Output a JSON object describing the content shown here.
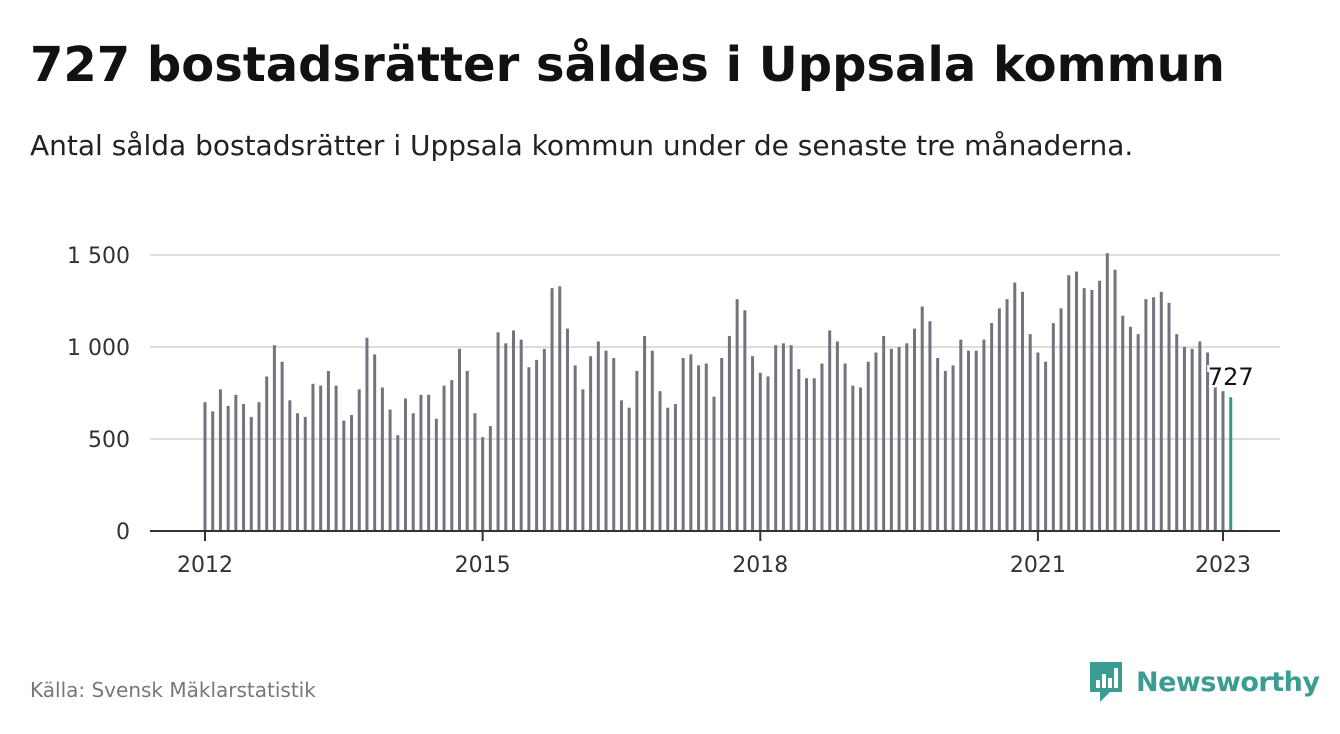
{
  "title": "727 bostadsrätter såldes i Uppsala kommun",
  "subtitle": "Antal sålda bostadsrätter i Uppsala kommun under de senaste tre månaderna.",
  "source": "Källa: Svensk Mäklarstatistik",
  "brand": {
    "name": "Newsworthy",
    "icon": "newsworthy-logo-icon"
  },
  "colors": {
    "bar": "#72737c",
    "highlight": "#2a9d8f",
    "grid": "#dddddd",
    "axis": "#333333",
    "text": "#111111",
    "brand": "#3b9d92"
  },
  "chart_data": {
    "type": "bar",
    "x_start": "2012-01",
    "x_end": "2023-01",
    "x_ticks": [
      "2012",
      "2015",
      "2018",
      "2021",
      "2023"
    ],
    "y_ticks": [
      "0",
      "500",
      "1 000",
      "1 500"
    ],
    "ylim": [
      0,
      1500
    ],
    "grid": true,
    "highlight_label": "727",
    "values": [
      700,
      650,
      770,
      680,
      740,
      690,
      620,
      700,
      840,
      1010,
      920,
      710,
      640,
      620,
      800,
      790,
      870,
      790,
      600,
      630,
      770,
      1050,
      960,
      780,
      660,
      520,
      720,
      640,
      740,
      740,
      610,
      790,
      820,
      990,
      870,
      640,
      510,
      570,
      1080,
      1020,
      1090,
      1040,
      890,
      930,
      990,
      1320,
      1330,
      1100,
      900,
      770,
      950,
      1030,
      980,
      940,
      710,
      670,
      870,
      1060,
      980,
      760,
      670,
      690,
      940,
      960,
      900,
      910,
      730,
      940,
      1060,
      1260,
      1200,
      950,
      860,
      840,
      1010,
      1020,
      1010,
      880,
      830,
      830,
      910,
      1090,
      1030,
      910,
      790,
      780,
      920,
      970,
      1060,
      990,
      1000,
      1020,
      1100,
      1220,
      1140,
      940,
      870,
      900,
      1040,
      980,
      980,
      1040,
      1130,
      1210,
      1260,
      1350,
      1300,
      1070,
      970,
      920,
      1130,
      1210,
      1390,
      1410,
      1320,
      1310,
      1360,
      1510,
      1420,
      1170,
      1110,
      1070,
      1260,
      1270,
      1300,
      1240,
      1070,
      1000,
      990,
      1030,
      970,
      790,
      760,
      727
    ]
  }
}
================================
Every line of the listing that holds "Uppsala" should be found and copied.

  "title": "727 bostadsrätter såldes i Uppsala kommun",
  "subtitle": "Antal sålda bostadsrätter i Uppsala kommun under de senaste tre månaderna.",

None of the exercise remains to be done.